What is needed:
Return the records that follow, matching each one exactly.
***** The input
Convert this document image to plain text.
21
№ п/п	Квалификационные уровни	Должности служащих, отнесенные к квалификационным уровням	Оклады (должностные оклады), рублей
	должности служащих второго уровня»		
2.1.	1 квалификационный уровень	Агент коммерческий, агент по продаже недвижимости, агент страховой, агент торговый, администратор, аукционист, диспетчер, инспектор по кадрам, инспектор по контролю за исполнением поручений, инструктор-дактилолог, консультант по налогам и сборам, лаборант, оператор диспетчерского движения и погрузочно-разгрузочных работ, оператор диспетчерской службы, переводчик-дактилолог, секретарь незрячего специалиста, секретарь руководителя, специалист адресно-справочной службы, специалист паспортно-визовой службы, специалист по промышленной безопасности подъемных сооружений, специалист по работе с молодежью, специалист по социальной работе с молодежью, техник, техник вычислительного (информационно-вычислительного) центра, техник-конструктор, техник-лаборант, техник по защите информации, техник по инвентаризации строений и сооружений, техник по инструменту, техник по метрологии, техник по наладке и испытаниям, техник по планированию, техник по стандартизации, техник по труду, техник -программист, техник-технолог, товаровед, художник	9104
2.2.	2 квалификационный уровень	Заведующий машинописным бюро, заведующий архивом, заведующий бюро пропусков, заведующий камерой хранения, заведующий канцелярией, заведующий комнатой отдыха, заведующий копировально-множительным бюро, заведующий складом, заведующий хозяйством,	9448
**********
Correct result:
Convert this document image to plain text.
21
№ п/п	Квалификационные уровни	Должности служащих, отнесенные к квалификационным уровням	Оклады (должностные оклады), рублей
	должности служащих второго уровня»		
2.1.	1 квалификационный уровень	Агент коммерческий, агент по продаже недвижимости, агент страховой, агент торговый, администратор, аукционист, диспетчер, инспектор по кадрам, инспектор по контролю за исполнением поручений, инструктор-дактилолог, консультант по налогам и сборам, лаборант, оператор диспетчерского движения и погрузочно-разгрузочных работ, оператор диспетчерской службы, переводчик-дактилолог, секретарь незрячего специалиста, секретарь руководителя, специалист адресно-справочной службы, специалист паспортно-визовой службы, специалист по промышленной безопасности подъемных сооружений, специалист по работе с молодежью, специалист по социальной работе с молодежью, техник, техник вычислительного (информационно-вычислительного) центра, техник-конструктор, техник-лаборант, техник по защите информации, техник по инвентаризации строений и сооружений, техник по инструменту, техник по метрологии, техник по наладке и испытаниям, техник по планированию, техник по стандартизации, техник по труду, техник -программист, техник-технолог, товаровед, художник	9104
2.2.	2 квалификационный уровень	Заведующий машинописным бюро, заведующий архивом, заведующий бюро пропусков, заведующий камерой хранения, заведующий канцелярией, заведующий комнатой отдыха, заведующий копировально-множительным бюро, заведующий складом, заведующий хозяйством,	9448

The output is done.